Written exercise
Output all records precisely as written.
— START The data —
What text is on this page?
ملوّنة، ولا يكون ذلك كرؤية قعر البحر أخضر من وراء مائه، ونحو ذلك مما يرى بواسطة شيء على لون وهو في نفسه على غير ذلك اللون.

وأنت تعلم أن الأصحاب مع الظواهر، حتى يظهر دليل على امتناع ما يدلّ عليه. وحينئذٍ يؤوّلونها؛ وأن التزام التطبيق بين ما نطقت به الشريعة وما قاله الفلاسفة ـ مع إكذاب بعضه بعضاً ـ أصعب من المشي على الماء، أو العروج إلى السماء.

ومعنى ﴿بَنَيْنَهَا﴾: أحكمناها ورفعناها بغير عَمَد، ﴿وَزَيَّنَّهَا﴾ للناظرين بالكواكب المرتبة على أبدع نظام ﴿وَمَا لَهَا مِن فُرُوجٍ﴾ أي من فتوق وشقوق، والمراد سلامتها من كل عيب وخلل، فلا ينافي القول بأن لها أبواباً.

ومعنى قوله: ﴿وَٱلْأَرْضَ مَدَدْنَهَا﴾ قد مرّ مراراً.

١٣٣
— END The data —
Result of this exercise
What text is on this page?
ملوّنة، ولا يكون ذلك كرؤية قعر البحر أخضر من وراء مائه، ونحو ذلك مما يرى بواسطة شيء على لون وهو في نفسه على غير ذلك اللون.

وأنت تعلم أن الأصحاب مع الظواهر، حتى يظهر دليل على امتناع ما يدلّ عليه. وحينئذٍ يؤوّلونها؛ وأن التزام التطبيق بين ما نطقت به الشريعة وما قاله الفلاسفة ـ مع إكذاب بعضه بعضاً ـ أصعب من المشي على الماء، أو العروج إلى السماء.

ومعنى ﴿بَنَيْنَهَا﴾: أحكمناها ورفعناها بغير عَمَد، ﴿وَزَيَّنَّهَا﴾ للناظرين بالكواكب المرتبة على أبدع نظام ﴿وَمَا لَهَا مِن فُرُوجٍ﴾ أي من فتوق وشقوق، والمراد سلامتها من كل عيب وخلل، فلا ينافي القول بأن لها أبواباً.

ومعنى قوله: ﴿وَٱلْأَرْضَ مَدَدْنَهَا﴾ قد مرّ مراراً.

١٣٣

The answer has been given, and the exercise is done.